▶ [REQUIREMENTS]:
Print all of the entries exactly, minus the pictures.
+ + + + +
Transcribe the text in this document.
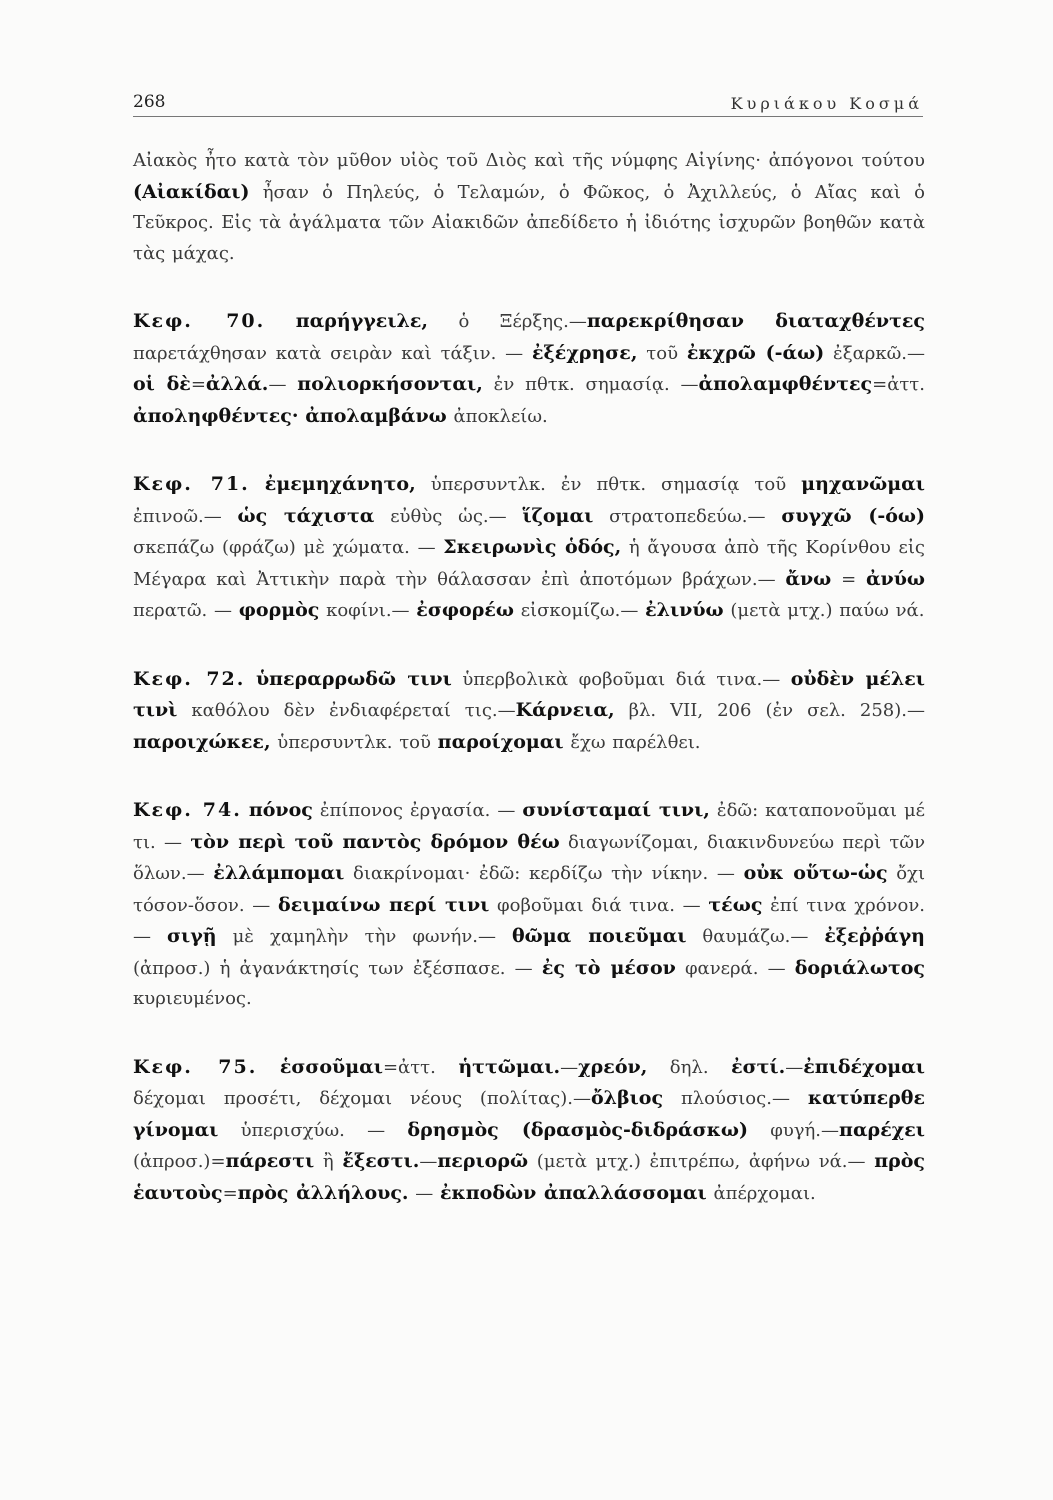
268	Κυριάκου Κοσμά

Αἰακὸς ἦτο κατὰ τὸν μῦθον υἱὸς τοῦ Διὸς καὶ τῆς νύμφης Αἰγίνης· ἀπόγονοι τούτου (Αἰακίδαι) ἦσαν ὁ Πηλεύς, ὁ Τελαμών, ὁ Φῶκος, ὁ Ἀχιλλεύς, ὁ Αἴας καὶ ὁ Τεῦκρος. Εἰς τὰ ἀγάλματα τῶν Αἰακιδῶν ἀπεδίδετο ἡ ἰδιότης ἰσχυρῶν βοηθῶν κατὰ τὰς μάχας.

Κεφ. 70. παρήγγειλε, ὁ Ξέρξης.—παρεκρίθησαν διαταχθέντες παρετάχθησαν κατὰ σειρὰν καὶ τάξιν. — ἐξέχρησε, τοῦ ἐκχρῶ (-άω) ἐξαρκῶ.—οἱ δὲ=ἀλλά.— πολιορκήσονται, ἐν πθτκ. σημασίᾳ. —ἀπολαμφθέντες=ἀττ. ἀποληφθέντες· ἀπολαμβάνω ἀποκλείω.

Κεφ. 71. ἐμεμηχάνητο, ὑπερσυντλκ. ἐν πθτκ. σημασίᾳ τοῦ μηχανῶμαι ἐπινοῶ.— ὡς τάχιστα εὐθὺς ὡς.— ἵζομαι στρατοπεδεύω.— συγχῶ (-όω) σκεπάζω (φράζω) μὲ χώματα. — Σκειρωνὶς ὁδός, ἡ ἄγουσα ἀπὸ τῆς Κορίνθου εἰς Μέγαρα καὶ Ἀττικὴν παρὰ τὴν θάλασσαν ἐπὶ ἀποτόμων βράχων.— ἄνω = ἀνύω περατῶ. — φορμὸς κοφίνι.— ἐσφορέω εἰσκομίζω.— ἐλινύω (μετὰ μτχ.) παύω νά.

Κεφ. 72. ὑπεραρρωδῶ τινι ὑπερβολικὰ φοβοῦμαι διά τινα.— οὐδὲν μέλει τινὶ καθόλου δὲν ἐνδιαφέρεταί τις.—Κάρνεια, βλ. VII, 206 (ἐν σελ. 258).—παροιχώκεε, ὑπερσυντλκ. τοῦ παροίχομαι ἔχω παρέλθει.

Κεφ. 74. πόνος ἐπίπονος ἐργασία. — συνίσταμαί τινι, ἐδῶ: καταπονοῦμαι μέ τι. — τὸν περὶ τοῦ παντὸς δρόμον θέω διαγωνίζομαι, διακινδυνεύω περὶ τῶν ὅλων.— ἐλλάμπομαι διακρίνομαι· ἐδῶ: κερδίζω τὴν νίκην. — οὐκ οὕτω-ὡς ὄχι τόσον-ὅσον. — δειμαίνω περί τινι φοβοῦμαι διά τινα. — τέως ἐπί τινα χρόνον. — σιγῇ μὲ χαμηλὴν τὴν φωνήν.— θῶμα ποιεῦμαι θαυμάζω.— ἐξεῤῥάγη (ἀπροσ.) ἡ ἀγανάκτησίς των ἐξέσπασε. — ἐς τὸ μέσον φανερά. — δοριάλωτος κυριευμένος.

Κεφ. 75. ἑσσοῦμαι=ἀττ. ἡττῶμαι.—χρεόν, δηλ. ἐστί.—ἐπιδέχομαι δέχομαι προσέτι, δέχομαι νέους (πολίτας).—ὄλβιος πλούσιος.— κατύπερθε γίνομαι ὑπερισχύω. — δρησμὸς (δρασμὸς-διδράσκω) φυγή.—παρέχει (ἀπροσ.)=πάρεστι ἢ ἔξεστι.—περιορῶ (μετὰ μτχ.) ἐπιτρέπω, ἀφήνω νά.— πρὸς ἑαυτοὺς=πρὸς ἀλλήλους. — ἐκποδὼν ἀπαλλάσσομαι ἀπέρχομαι.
+ + + + +
▶ [FULL OUTPUT]:
Transcribe the text in this document.
268	Κυριάκου Κοσμά

Αἰακὸς ἦτο κατὰ τὸν μῦθον υἱὸς τοῦ Διὸς καὶ τῆς νύμφης Αἰγίνης· ἀπόγονοι τούτου (Αἰακίδαι) ἦσαν ὁ Πηλεύς, ὁ Τελαμών, ὁ Φῶκος, ὁ Ἀχιλλεύς, ὁ Αἴας καὶ ὁ Τεῦκρος. Εἰς τὰ ἀγάλματα τῶν Αἰακιδῶν ἀπεδίδετο ἡ ἰδιότης ἰσχυρῶν βοηθῶν κατὰ τὰς μάχας.

Κεφ. 70. παρήγγειλε, ὁ Ξέρξης.—παρεκρίθησαν διαταχθέντες παρετάχθησαν κατὰ σειρὰν καὶ τάξιν. — ἐξέχρησε, τοῦ ἐκχρῶ (-άω) ἐξαρκῶ.—οἱ δὲ=ἀλλά.— πολιορκήσονται, ἐν πθτκ. σημασίᾳ. —ἀπολαμφθέντες=ἀττ. ἀποληφθέντες· ἀπολαμβάνω ἀποκλείω.

Κεφ. 71. ἐμεμηχάνητο, ὑπερσυντλκ. ἐν πθτκ. σημασίᾳ τοῦ μηχανῶμαι ἐπινοῶ.— ὡς τάχιστα εὐθὺς ὡς.— ἵζομαι στρατοπεδεύω.— συγχῶ (-όω) σκεπάζω (φράζω) μὲ χώματα. — Σκειρωνὶς ὁδός, ἡ ἄγουσα ἀπὸ τῆς Κορίνθου εἰς Μέγαρα καὶ Ἀττικὴν παρὰ τὴν θάλασσαν ἐπὶ ἀποτόμων βράχων.— ἄνω = ἀνύω περατῶ. — φορμὸς κοφίνι.— ἐσφορέω εἰσκομίζω.— ἐλινύω (μετὰ μτχ.) παύω νά.

Κεφ. 72. ὑπεραρρωδῶ τινι ὑπερβολικὰ φοβοῦμαι διά τινα.— οὐδὲν μέλει τινὶ καθόλου δὲν ἐνδιαφέρεταί τις.—Κάρνεια, βλ. VII, 206 (ἐν σελ. 258).—παροιχώκεε, ὑπερσυντλκ. τοῦ παροίχομαι ἔχω παρέλθει.

Κεφ. 74. πόνος ἐπίπονος ἐργασία. — συνίσταμαί τινι, ἐδῶ: καταπονοῦμαι μέ τι. — τὸν περὶ τοῦ παντὸς δρόμον θέω διαγωνίζομαι, διακινδυνεύω περὶ τῶν ὅλων.— ἐλλάμπομαι διακρίνομαι· ἐδῶ: κερδίζω τὴν νίκην. — οὐκ οὕτω-ὡς ὄχι τόσον-ὅσον. — δειμαίνω περί τινι φοβοῦμαι διά τινα. — τέως ἐπί τινα χρόνον. — σιγῇ μὲ χαμηλὴν τὴν φωνήν.— θῶμα ποιεῦμαι θαυμάζω.— ἐξεῤῥάγη (ἀπροσ.) ἡ ἀγανάκτησίς των ἐξέσπασε. — ἐς τὸ μέσον φανερά. — δοριάλωτος κυριευμένος.

Κεφ. 75. ἑσσοῦμαι=ἀττ. ἡττῶμαι.—χρεόν, δηλ. ἐστί.—ἐπιδέχομαι δέχομαι προσέτι, δέχομαι νέους (πολίτας).—ὄλβιος πλούσιος.— κατύπερθε γίνομαι ὑπερισχύω. — δρησμὸς (δρασμὸς-διδράσκω) φυγή.—παρέχει (ἀπροσ.)=πάρεστι ἢ ἔξεστι.—περιορῶ (μετὰ μτχ.) ἐπιτρέπω, ἀφήνω νά.— πρὸς ἑαυτοὺς=πρὸς ἀλλήλους. — ἐκποδὼν ἀπαλλάσσομαι ἀπέρχομαι.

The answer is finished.